Within the data below, state how many lines contain the string "xlabel". Provide the number only.

Records from a collection of figures
═══

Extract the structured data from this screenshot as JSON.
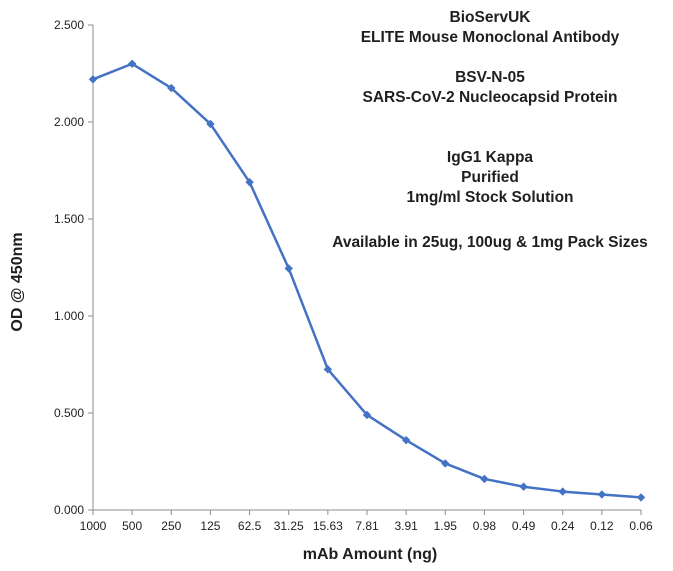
{
  "chart_data": {
    "type": "line",
    "xlabel": "mAb Amount (ng)",
    "ylabel": "OD @ 450nm",
    "categories": [
      "1000",
      "500",
      "250",
      "125",
      "62.5",
      "31.25",
      "15.63",
      "7.81",
      "3.91",
      "1.95",
      "0.98",
      "0.49",
      "0.24",
      "0.12",
      "0.06"
    ],
    "series": [
      {
        "values": [
          2.22,
          2.3,
          2.175,
          1.99,
          1.69,
          1.245,
          0.725,
          0.49,
          0.36,
          0.24,
          0.16,
          0.12,
          0.095,
          0.08,
          0.065
        ]
      }
    ],
    "yticks": [
      "0.000",
      "0.500",
      "1.000",
      "1.500",
      "2.000",
      "2.500"
    ],
    "ylim": [
      0,
      2.5
    ],
    "grid": false,
    "legend": "none",
    "line_color": "#4472c4",
    "annotation": {
      "line1": "BioServUK",
      "line2": "ELITE Mouse Monoclonal Antibody",
      "line3": "BSV-N-05",
      "line4": "SARS-CoV-2 Nucleocapsid Protein",
      "line5": "IgG1 Kappa",
      "line6": "Purified",
      "line7": "1mg/ml  Stock Solution",
      "line8": "Available in 25ug, 100ug & 1mg Pack Sizes"
    }
  }
}
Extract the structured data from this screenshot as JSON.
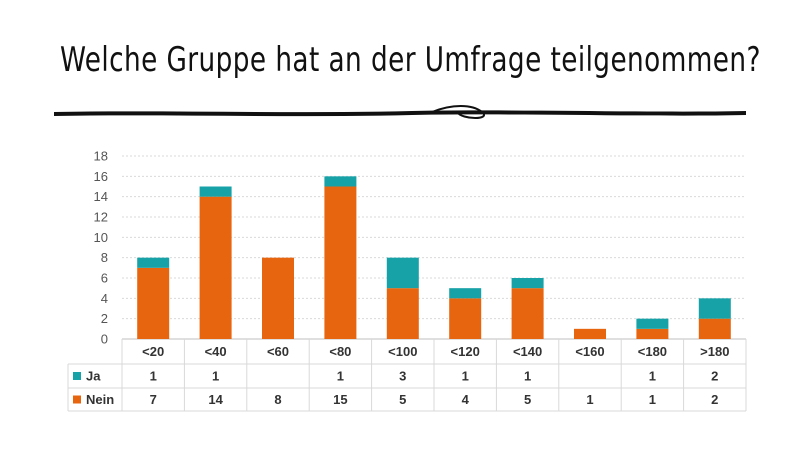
{
  "slide": {
    "title": "Welche Gruppe hat an der Umfrage teilgenommen?"
  },
  "chart_data": {
    "type": "bar",
    "stacked": true,
    "categories": [
      "<20",
      "<40",
      "<60",
      "<80",
      "<100",
      "<120",
      "<140",
      "<160",
      "<180",
      ">180"
    ],
    "series": [
      {
        "name": "Ja",
        "color": "#17A2A8",
        "values": [
          1,
          1,
          null,
          1,
          3,
          1,
          1,
          null,
          1,
          2
        ]
      },
      {
        "name": "Nein",
        "color": "#E8650F",
        "values": [
          7,
          14,
          8,
          15,
          5,
          4,
          5,
          1,
          1,
          2
        ]
      }
    ],
    "ylim": [
      0,
      18
    ],
    "yticks": [
      0,
      2,
      4,
      6,
      8,
      10,
      12,
      14,
      16,
      18
    ],
    "grid": true,
    "data_table": true
  }
}
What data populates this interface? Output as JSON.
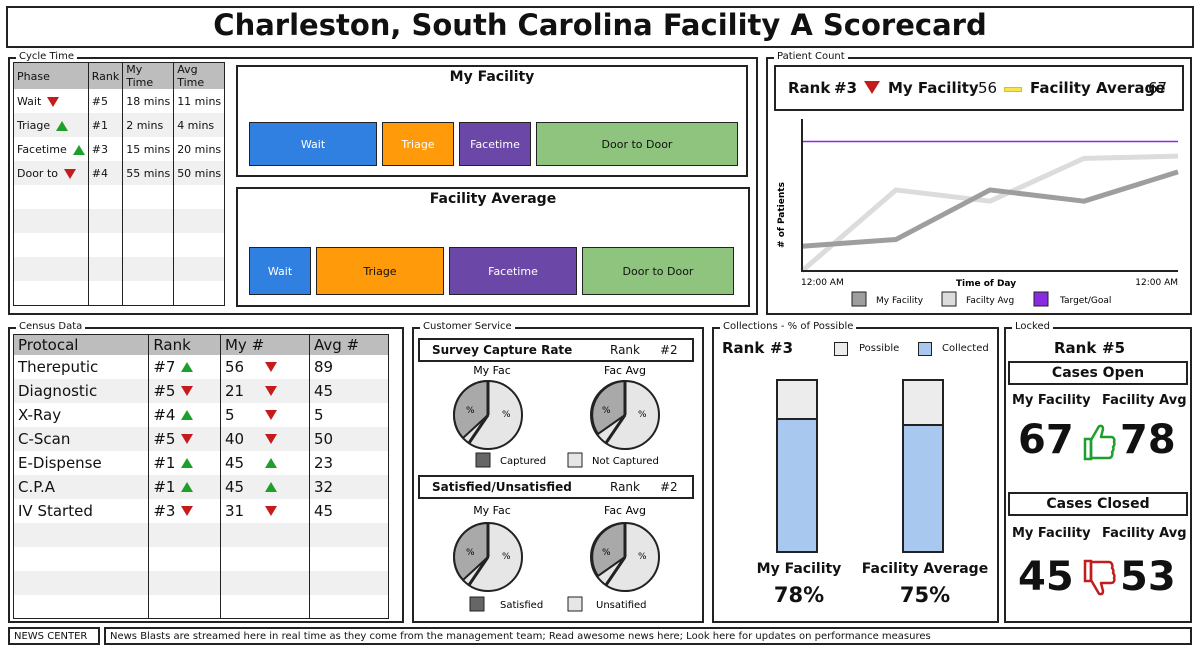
{
  "title": "Charleston, South Carolina Facility A Scorecard",
  "cycle_time": {
    "label": "Cycle Time",
    "headers": [
      "Phase",
      "Rank",
      "My Time",
      "Avg Time"
    ],
    "rows": [
      {
        "phase": "Wait",
        "trend": "down",
        "rank": "#5",
        "my": "18 mins",
        "avg": "11 mins"
      },
      {
        "phase": "Triage",
        "trend": "up",
        "rank": "#1",
        "my": "2 mins",
        "avg": "4 mins"
      },
      {
        "phase": "Facetime",
        "trend": "up",
        "rank": "#3",
        "my": "15 mins",
        "avg": "20 mins"
      },
      {
        "phase": "Door to",
        "trend": "down",
        "rank": "#4",
        "my": "55 mins",
        "avg": "50 mins"
      }
    ],
    "my_facility": {
      "title": "My Facility",
      "segments": [
        "Wait",
        "Triage",
        "Facetime",
        "Door to Door"
      ]
    },
    "facility_average": {
      "title": "Facility Average",
      "segments": [
        "Wait",
        "Triage",
        "Facetime",
        "Door to Door"
      ]
    }
  },
  "patient_count": {
    "label": "Patient Count",
    "rank_label": "Rank",
    "rank": "#3",
    "my_facility_label": "My Facility",
    "my_facility_value": "56",
    "avg_label": "Facility Average",
    "avg_value": "67",
    "y_label": "# of Patients",
    "x_label": "Time of Day",
    "x_start": "12:00 AM",
    "x_end": "12:00 AM",
    "legend": [
      "My Facility",
      "Facilty Avg",
      "Target/Goal"
    ],
    "colors": {
      "my": "#9e9e9e",
      "avg": "#dcdcdc",
      "target": "#8a2be2"
    }
  },
  "chart_data": {
    "type": "line",
    "x": [
      0,
      1,
      2,
      3,
      4
    ],
    "series": [
      {
        "name": "My Facility",
        "values": [
          22,
          28,
          72,
          62,
          88
        ]
      },
      {
        "name": "Facilty Avg",
        "values": [
          0,
          72,
          62,
          100,
          102
        ]
      },
      {
        "name": "Target/Goal",
        "values": [
          115,
          115,
          115,
          115,
          115
        ]
      }
    ],
    "xlabel": "Time of Day",
    "ylabel": "# of Patients",
    "ylim": [
      0,
      135
    ]
  },
  "census": {
    "label": "Census Data",
    "headers": [
      "Protocal",
      "Rank",
      "My #",
      "Avg #"
    ],
    "rows": [
      {
        "name": "Thereputic",
        "rank": "#7",
        "rank_trend": "up",
        "my": "56",
        "my_trend": "down",
        "avg": "89"
      },
      {
        "name": "Diagnostic",
        "rank": "#5",
        "rank_trend": "down",
        "my": "21",
        "my_trend": "down",
        "avg": "45"
      },
      {
        "name": "X-Ray",
        "rank": "#4",
        "rank_trend": "up",
        "my": "5",
        "my_trend": "down",
        "avg": "5"
      },
      {
        "name": "C-Scan",
        "rank": "#5",
        "rank_trend": "down",
        "my": "40",
        "my_trend": "down",
        "avg": "50"
      },
      {
        "name": "E-Dispense",
        "rank": "#1",
        "rank_trend": "up",
        "my": "45",
        "my_trend": "up",
        "avg": "23"
      },
      {
        "name": "C.P.A",
        "rank": "#1",
        "rank_trend": "up",
        "my": "45",
        "my_trend": "up",
        "avg": "32"
      },
      {
        "name": "IV Started",
        "rank": "#3",
        "rank_trend": "down",
        "my": "31",
        "my_trend": "down",
        "avg": "45"
      }
    ]
  },
  "customer_service": {
    "label": "Customer Service",
    "survey": {
      "title": "Survey Capture Rate",
      "rank_label": "Rank",
      "rank": "#2",
      "my_label": "My Fac",
      "avg_label": "Fac Avg",
      "pct": "%",
      "legend": [
        "Captured",
        "Not Captured"
      ]
    },
    "satisfied": {
      "title": "Satisfied/Unsatisfied",
      "rank_label": "Rank",
      "rank": "#2",
      "my_label": "My Fac",
      "avg_label": "Fac Avg",
      "pct": "%",
      "legend": [
        "Satisfied",
        "Unsatified"
      ]
    }
  },
  "collections": {
    "label": "Collections - % of Possible",
    "rank_label": "Rank",
    "rank": "#3",
    "legend": [
      "Possible",
      "Collected"
    ],
    "my_label": "My Facility",
    "my_value": "78%",
    "avg_label": "Facility Average",
    "avg_value": "75%",
    "my_fraction": 0.78,
    "avg_fraction": 0.75,
    "colors": {
      "possible": "#ececec",
      "collected": "#a9c8f0"
    }
  },
  "locked": {
    "label": "Locked",
    "rank_label": "Rank",
    "rank": "#5",
    "open_title": "Cases Open",
    "open_my_label": "My Facility",
    "open_avg_label": "Facility Avg",
    "open_my": "67",
    "open_avg": "78",
    "closed_title": "Cases Closed",
    "closed_my_label": "My Facility",
    "closed_avg_label": "Facility Avg",
    "closed_my": "45",
    "closed_avg": "53"
  },
  "news": {
    "label": "NEWS CENTER",
    "text": "News Blasts are streamed here in real time as they come from the management team; Read awesome news here; Look here for updates on performance measures"
  },
  "colors": {
    "wait": "#2f80e0",
    "triage": "#ff9a0a",
    "facetime": "#6b47a8",
    "door": "#8fc47f",
    "up": "#1e9e2a",
    "down": "#c41c1c"
  }
}
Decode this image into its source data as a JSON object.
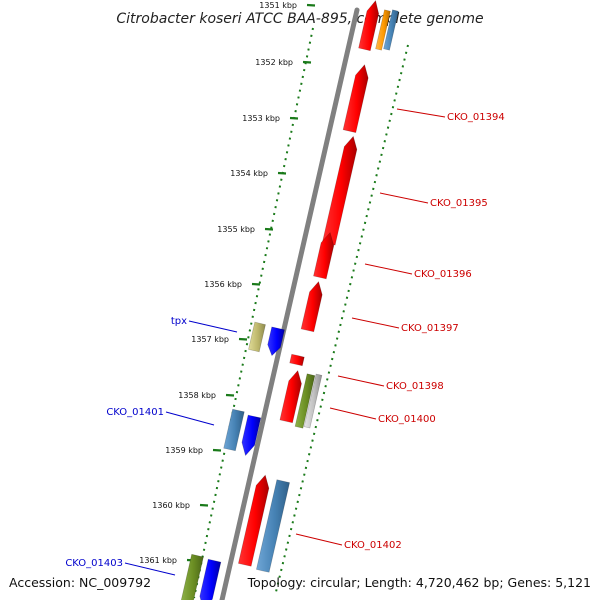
{
  "title": "Citrobacter koseri ATCC BAA-895, complete genome",
  "footer": {
    "accession": "Accession: NC_009792",
    "topology": "Topology: circular; Length: 4,720,462 bp; Genes: 5,121"
  },
  "colors": {
    "backbone": "#808080",
    "tick": "#1a7a1a",
    "forward_label": "#0000cc",
    "reverse_label": "#cc0000",
    "cds_red": "#ff0000",
    "cds_blue": "#0000ff",
    "cds_steel": "#4682b4",
    "cds_olive": "#6b8e23",
    "cds_khaki": "#bdb76b",
    "cds_orange": "#ff9900",
    "cds_grey": "#c0c0c0"
  },
  "ticks": [
    {
      "label": "1351 kbp"
    },
    {
      "label": "1352 kbp"
    },
    {
      "label": "1353 kbp"
    },
    {
      "label": "1354 kbp"
    },
    {
      "label": "1355 kbp"
    },
    {
      "label": "1356 kbp"
    },
    {
      "label": "1357 kbp"
    },
    {
      "label": "1358 kbp"
    },
    {
      "label": "1359 kbp"
    },
    {
      "label": "1360 kbp"
    },
    {
      "label": "1361 kbp"
    }
  ],
  "labels": [
    {
      "text": "tpx",
      "strand": "forward"
    },
    {
      "text": "CKO_01401",
      "strand": "forward"
    },
    {
      "text": "CKO_01403",
      "strand": "forward"
    },
    {
      "text": "CKO_01394",
      "strand": "reverse"
    },
    {
      "text": "CKO_01395",
      "strand": "reverse"
    },
    {
      "text": "CKO_01396",
      "strand": "reverse"
    },
    {
      "text": "CKO_01397",
      "strand": "reverse"
    },
    {
      "text": "CKO_01398",
      "strand": "reverse"
    },
    {
      "text": "CKO_01400",
      "strand": "reverse"
    },
    {
      "text": "CKO_01402",
      "strand": "reverse"
    }
  ]
}
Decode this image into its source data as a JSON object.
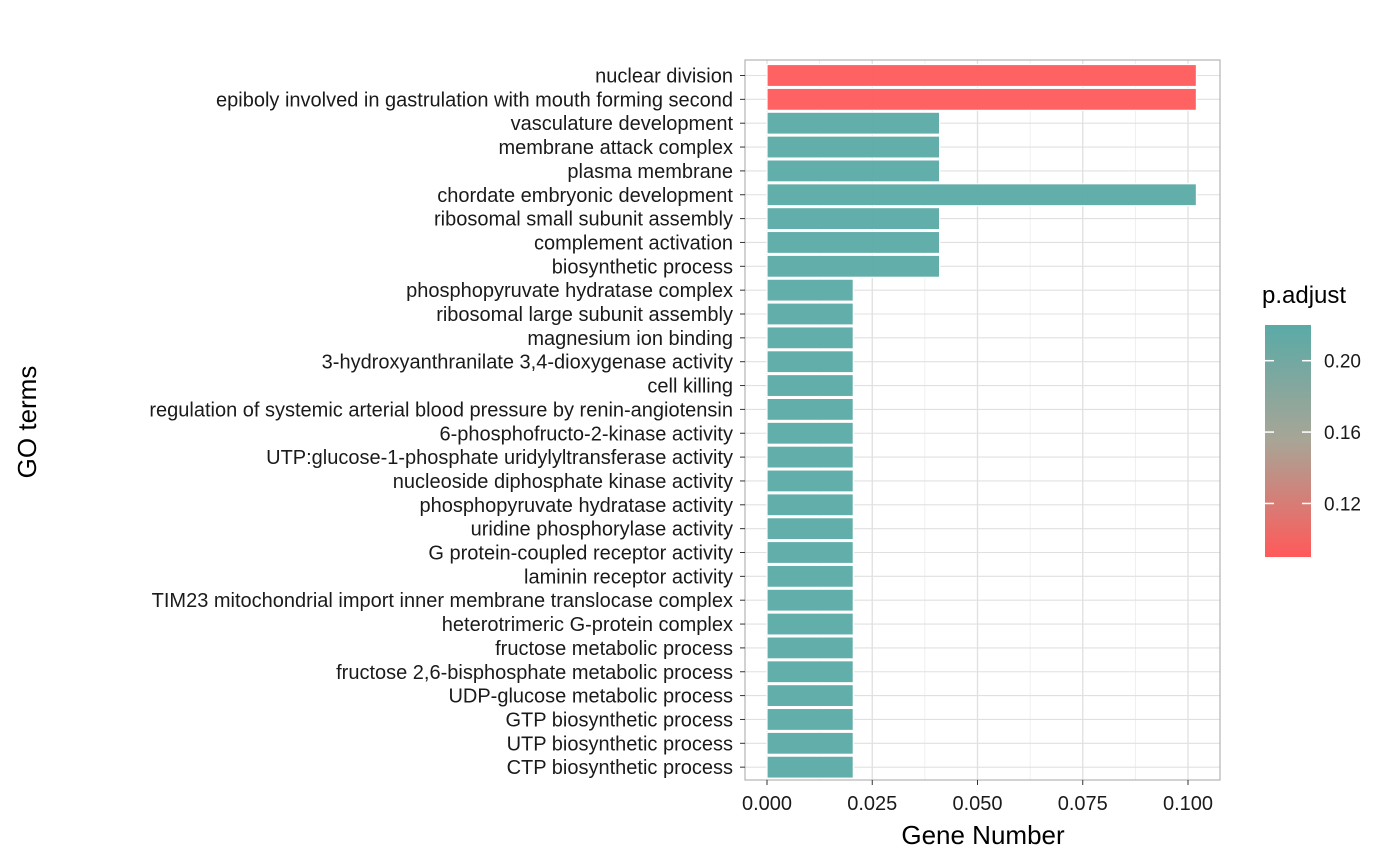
{
  "chart_data": {
    "type": "bar",
    "orientation": "horizontal",
    "xlabel": "Gene Number",
    "ylabel": "GO terms",
    "xlim": [
      0,
      0.105
    ],
    "xticks": [
      0,
      0.025,
      0.05,
      0.075,
      0.1
    ],
    "xtick_labels": [
      "0.000",
      "0.025",
      "0.050",
      "0.075",
      "0.100"
    ],
    "grid": true,
    "categories": [
      "nuclear division",
      "epiboly involved in gastrulation with mouth forming second",
      "vasculature development",
      "membrane attack complex",
      "plasma membrane",
      "chordate embryonic development",
      "ribosomal small subunit assembly",
      "complement activation",
      "biosynthetic process",
      "phosphopyruvate hydratase complex",
      "ribosomal large subunit assembly",
      "magnesium ion binding",
      "3-hydroxyanthranilate 3,4-dioxygenase activity",
      "cell killing",
      "regulation of systemic arterial blood pressure by renin-angiotensin",
      "6-phosphofructo-2-kinase activity",
      "UTP:glucose-1-phosphate uridylyltransferase activity",
      "nucleoside diphosphate kinase activity",
      "phosphopyruvate hydratase activity",
      "uridine phosphorylase activity",
      "G protein-coupled receptor activity",
      "laminin receptor activity",
      "TIM23 mitochondrial import inner membrane translocase complex",
      "heterotrimeric G-protein complex",
      "fructose metabolic process",
      "fructose 2,6-bisphosphate metabolic process",
      "UDP-glucose metabolic process",
      "GTP biosynthetic process",
      "UTP biosynthetic process",
      "CTP biosynthetic process"
    ],
    "values": [
      0.102,
      0.102,
      0.041,
      0.041,
      0.041,
      0.102,
      0.041,
      0.041,
      0.041,
      0.0205,
      0.0205,
      0.0205,
      0.0205,
      0.0205,
      0.0205,
      0.0205,
      0.0205,
      0.0205,
      0.0205,
      0.0205,
      0.0205,
      0.0205,
      0.0205,
      0.0205,
      0.0205,
      0.0205,
      0.0205,
      0.0205,
      0.0205,
      0.0205
    ],
    "p_adjust": [
      0.09,
      0.09,
      0.22,
      0.22,
      0.22,
      0.22,
      0.22,
      0.22,
      0.22,
      0.22,
      0.22,
      0.22,
      0.22,
      0.22,
      0.22,
      0.22,
      0.22,
      0.22,
      0.22,
      0.22,
      0.22,
      0.22,
      0.22,
      0.22,
      0.22,
      0.22,
      0.22,
      0.22,
      0.22,
      0.22
    ],
    "legend": {
      "title": "p.adjust",
      "placement": "right",
      "range": [
        0.09,
        0.22
      ],
      "ticks": [
        0.12,
        0.16,
        0.2
      ],
      "tick_labels": [
        "0.12",
        "0.16",
        "0.20"
      ]
    },
    "colors": {
      "low": "#ff5a5a",
      "high": "#5aaaa7",
      "grid": "#e0e0e0",
      "panel_border": "#b3b3b3"
    }
  }
}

═══

* **Result below**: 3